Stored records:

____________________

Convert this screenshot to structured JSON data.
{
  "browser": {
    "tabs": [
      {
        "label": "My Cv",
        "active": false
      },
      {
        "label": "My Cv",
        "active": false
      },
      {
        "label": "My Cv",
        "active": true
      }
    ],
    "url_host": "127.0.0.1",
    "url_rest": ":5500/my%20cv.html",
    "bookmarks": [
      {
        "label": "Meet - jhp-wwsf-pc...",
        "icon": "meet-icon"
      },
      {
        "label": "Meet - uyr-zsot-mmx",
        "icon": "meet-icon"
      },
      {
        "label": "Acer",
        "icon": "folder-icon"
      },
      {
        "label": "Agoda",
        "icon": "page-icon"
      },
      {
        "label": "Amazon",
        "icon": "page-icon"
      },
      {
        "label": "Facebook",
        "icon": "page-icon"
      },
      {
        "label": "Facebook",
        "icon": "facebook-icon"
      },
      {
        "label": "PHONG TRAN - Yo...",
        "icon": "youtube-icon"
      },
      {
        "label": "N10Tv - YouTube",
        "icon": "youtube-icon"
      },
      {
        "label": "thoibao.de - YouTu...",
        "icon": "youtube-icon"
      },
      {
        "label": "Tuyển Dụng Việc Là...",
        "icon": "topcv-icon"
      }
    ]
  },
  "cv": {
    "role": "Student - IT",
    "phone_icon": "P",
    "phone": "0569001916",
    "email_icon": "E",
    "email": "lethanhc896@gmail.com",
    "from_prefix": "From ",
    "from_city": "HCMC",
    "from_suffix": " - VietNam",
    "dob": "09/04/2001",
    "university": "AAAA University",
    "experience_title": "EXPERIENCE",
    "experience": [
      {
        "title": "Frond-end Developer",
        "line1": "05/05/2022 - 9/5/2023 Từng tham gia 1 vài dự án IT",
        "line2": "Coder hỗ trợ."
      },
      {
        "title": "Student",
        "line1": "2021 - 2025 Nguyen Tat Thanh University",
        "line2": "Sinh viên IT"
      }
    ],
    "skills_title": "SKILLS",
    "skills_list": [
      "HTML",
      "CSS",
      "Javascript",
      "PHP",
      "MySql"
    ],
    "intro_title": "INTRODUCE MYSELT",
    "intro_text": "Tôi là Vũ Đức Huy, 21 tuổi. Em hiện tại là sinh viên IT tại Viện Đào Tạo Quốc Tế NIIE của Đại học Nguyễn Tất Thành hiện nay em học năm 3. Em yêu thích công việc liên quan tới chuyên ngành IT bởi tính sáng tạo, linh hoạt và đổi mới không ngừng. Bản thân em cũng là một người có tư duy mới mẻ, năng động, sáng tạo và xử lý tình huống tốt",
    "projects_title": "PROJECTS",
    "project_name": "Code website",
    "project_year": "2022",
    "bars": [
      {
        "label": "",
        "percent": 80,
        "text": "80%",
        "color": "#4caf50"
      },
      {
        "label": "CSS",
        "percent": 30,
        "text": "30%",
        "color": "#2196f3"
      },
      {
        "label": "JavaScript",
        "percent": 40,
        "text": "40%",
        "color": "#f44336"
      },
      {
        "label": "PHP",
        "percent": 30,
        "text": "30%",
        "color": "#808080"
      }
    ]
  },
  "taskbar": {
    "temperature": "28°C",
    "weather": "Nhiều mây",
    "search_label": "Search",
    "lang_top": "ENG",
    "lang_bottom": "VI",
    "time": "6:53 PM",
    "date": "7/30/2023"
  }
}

____________________

Task objective: Please repeat the listing exactly, with nothing left out.

Task response:
Convert this screenshot to structured JSON data.
{
  "browser": {
    "tabs": [
      {
        "label": "My Cv",
        "active": false
      },
      {
        "label": "My Cv",
        "active": false
      },
      {
        "label": "My Cv",
        "active": true
      }
    ],
    "url_host": "127.0.0.1",
    "url_rest": ":5500/my%20cv.html",
    "bookmarks": [
      {
        "label": "Meet - jhp-wwsf-pc...",
        "icon": "meet-icon"
      },
      {
        "label": "Meet - uyr-zsot-mmx",
        "icon": "meet-icon"
      },
      {
        "label": "Acer",
        "icon": "folder-icon"
      },
      {
        "label": "Agoda",
        "icon": "page-icon"
      },
      {
        "label": "Amazon",
        "icon": "page-icon"
      },
      {
        "label": "Facebook",
        "icon": "page-icon"
      },
      {
        "label": "Facebook",
        "icon": "facebook-icon"
      },
      {
        "label": "PHONG TRAN - Yo...",
        "icon": "youtube-icon"
      },
      {
        "label": "N10Tv - YouTube",
        "icon": "youtube-icon"
      },
      {
        "label": "thoibao.de - YouTu...",
        "icon": "youtube-icon"
      },
      {
        "label": "Tuyển Dụng Việc Là...",
        "icon": "topcv-icon"
      }
    ]
  },
  "cv": {
    "role": "Student - IT",
    "phone_icon": "P",
    "phone": "0569001916",
    "email_icon": "E",
    "email": "lethanhc896@gmail.com",
    "from_prefix": "From ",
    "from_city": "HCMC",
    "from_suffix": " - VietNam",
    "dob": "09/04/2001",
    "university": "AAAA University",
    "experience_title": "EXPERIENCE",
    "experience": [
      {
        "title": "Frond-end Developer",
        "line1": "05/05/2022 - 9/5/2023 Từng tham gia 1 vài dự án IT",
        "line2": "Coder hỗ trợ."
      },
      {
        "title": "Student",
        "line1": "2021 - 2025 Nguyen Tat Thanh University",
        "line2": "Sinh viên IT"
      }
    ],
    "skills_title": "SKILLS",
    "skills_list": [
      "HTML",
      "CSS",
      "Javascript",
      "PHP",
      "MySql"
    ],
    "intro_title": "INTRODUCE MYSELT",
    "intro_text": "Tôi là Vũ Đức Huy, 21 tuổi. Em hiện tại là sinh viên IT tại Viện Đào Tạo Quốc Tế NIIE của Đại học Nguyễn Tất Thành hiện nay em học năm 3. Em yêu thích công việc liên quan tới chuyên ngành IT bởi tính sáng tạo, linh hoạt và đổi mới không ngừng. Bản thân em cũng là một người có tư duy mới mẻ, năng động, sáng tạo và xử lý tình huống tốt",
    "projects_title": "PROJECTS",
    "project_name": "Code website",
    "project_year": "2022",
    "bars": [
      {
        "label": "",
        "percent": 80,
        "text": "80%",
        "color": "#4caf50"
      },
      {
        "label": "CSS",
        "percent": 30,
        "text": "30%",
        "color": "#2196f3"
      },
      {
        "label": "JavaScript",
        "percent": 40,
        "text": "40%",
        "color": "#f44336"
      },
      {
        "label": "PHP",
        "percent": 30,
        "text": "30%",
        "color": "#808080"
      }
    ]
  },
  "taskbar": {
    "temperature": "28°C",
    "weather": "Nhiều mây",
    "search_label": "Search",
    "lang_top": "ENG",
    "lang_bottom": "VI",
    "time": "6:53 PM",
    "date": "7/30/2023"
  }
}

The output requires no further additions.